Dataset rows about figures:

--------------------------------------------------

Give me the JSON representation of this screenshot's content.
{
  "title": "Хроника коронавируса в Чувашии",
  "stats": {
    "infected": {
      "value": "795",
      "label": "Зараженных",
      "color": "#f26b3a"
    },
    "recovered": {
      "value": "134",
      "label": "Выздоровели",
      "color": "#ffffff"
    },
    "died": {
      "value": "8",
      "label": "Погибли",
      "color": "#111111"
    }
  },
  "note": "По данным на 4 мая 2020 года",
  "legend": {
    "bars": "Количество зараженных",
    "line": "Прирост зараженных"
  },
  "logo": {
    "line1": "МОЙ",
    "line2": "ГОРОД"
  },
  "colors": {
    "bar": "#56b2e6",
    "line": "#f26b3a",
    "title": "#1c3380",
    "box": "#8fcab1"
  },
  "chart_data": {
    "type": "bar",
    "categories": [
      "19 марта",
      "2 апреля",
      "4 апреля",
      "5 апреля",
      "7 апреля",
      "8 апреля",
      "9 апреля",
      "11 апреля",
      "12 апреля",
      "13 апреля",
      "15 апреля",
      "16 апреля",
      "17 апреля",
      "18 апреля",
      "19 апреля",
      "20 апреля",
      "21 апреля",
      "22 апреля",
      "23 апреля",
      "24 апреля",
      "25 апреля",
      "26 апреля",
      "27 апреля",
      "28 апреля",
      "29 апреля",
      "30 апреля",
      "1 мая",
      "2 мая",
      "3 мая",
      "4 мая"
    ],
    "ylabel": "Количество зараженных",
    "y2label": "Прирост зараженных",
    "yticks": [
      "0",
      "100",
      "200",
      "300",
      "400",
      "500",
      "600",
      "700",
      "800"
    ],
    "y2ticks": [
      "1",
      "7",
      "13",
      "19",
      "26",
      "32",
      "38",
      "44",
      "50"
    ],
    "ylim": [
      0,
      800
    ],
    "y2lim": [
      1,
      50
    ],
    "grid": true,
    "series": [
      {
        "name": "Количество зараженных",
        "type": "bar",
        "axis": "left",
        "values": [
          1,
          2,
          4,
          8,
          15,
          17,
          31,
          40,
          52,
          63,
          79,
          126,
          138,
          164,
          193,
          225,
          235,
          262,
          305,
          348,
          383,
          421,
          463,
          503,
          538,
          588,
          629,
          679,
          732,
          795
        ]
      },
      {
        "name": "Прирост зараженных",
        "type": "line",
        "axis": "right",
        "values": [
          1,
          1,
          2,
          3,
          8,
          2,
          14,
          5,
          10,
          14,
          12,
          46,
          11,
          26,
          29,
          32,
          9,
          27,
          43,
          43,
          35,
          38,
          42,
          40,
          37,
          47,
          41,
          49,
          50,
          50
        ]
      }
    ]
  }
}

--------------------------------------------------

EXERCISE: Return the listing above in its exact form.

TASK RESPONSE:
Give me the JSON representation of this screenshot's content.
{
  "title": "Хроника коронавируса в Чувашии",
  "stats": {
    "infected": {
      "value": "795",
      "label": "Зараженных",
      "color": "#f26b3a"
    },
    "recovered": {
      "value": "134",
      "label": "Выздоровели",
      "color": "#ffffff"
    },
    "died": {
      "value": "8",
      "label": "Погибли",
      "color": "#111111"
    }
  },
  "note": "По данным на 4 мая 2020 года",
  "legend": {
    "bars": "Количество зараженных",
    "line": "Прирост зараженных"
  },
  "logo": {
    "line1": "МОЙ",
    "line2": "ГОРОД"
  },
  "colors": {
    "bar": "#56b2e6",
    "line": "#f26b3a",
    "title": "#1c3380",
    "box": "#8fcab1"
  },
  "chart_data": {
    "type": "bar",
    "categories": [
      "19 марта",
      "2 апреля",
      "4 апреля",
      "5 апреля",
      "7 апреля",
      "8 апреля",
      "9 апреля",
      "11 апреля",
      "12 апреля",
      "13 апреля",
      "15 апреля",
      "16 апреля",
      "17 апреля",
      "18 апреля",
      "19 апреля",
      "20 апреля",
      "21 апреля",
      "22 апреля",
      "23 апреля",
      "24 апреля",
      "25 апреля",
      "26 апреля",
      "27 апреля",
      "28 апреля",
      "29 апреля",
      "30 апреля",
      "1 мая",
      "2 мая",
      "3 мая",
      "4 мая"
    ],
    "ylabel": "Количество зараженных",
    "y2label": "Прирост зараженных",
    "yticks": [
      "0",
      "100",
      "200",
      "300",
      "400",
      "500",
      "600",
      "700",
      "800"
    ],
    "y2ticks": [
      "1",
      "7",
      "13",
      "19",
      "26",
      "32",
      "38",
      "44",
      "50"
    ],
    "ylim": [
      0,
      800
    ],
    "y2lim": [
      1,
      50
    ],
    "grid": true,
    "series": [
      {
        "name": "Количество зараженных",
        "type": "bar",
        "axis": "left",
        "values": [
          1,
          2,
          4,
          8,
          15,
          17,
          31,
          40,
          52,
          63,
          79,
          126,
          138,
          164,
          193,
          225,
          235,
          262,
          305,
          348,
          383,
          421,
          463,
          503,
          538,
          588,
          629,
          679,
          732,
          795
        ]
      },
      {
        "name": "Прирост зараженных",
        "type": "line",
        "axis": "right",
        "values": [
          1,
          1,
          2,
          3,
          8,
          2,
          14,
          5,
          10,
          14,
          12,
          46,
          11,
          26,
          29,
          32,
          9,
          27,
          43,
          43,
          35,
          38,
          42,
          40,
          37,
          47,
          41,
          49,
          50,
          50
        ]
      }
    ]
  }
}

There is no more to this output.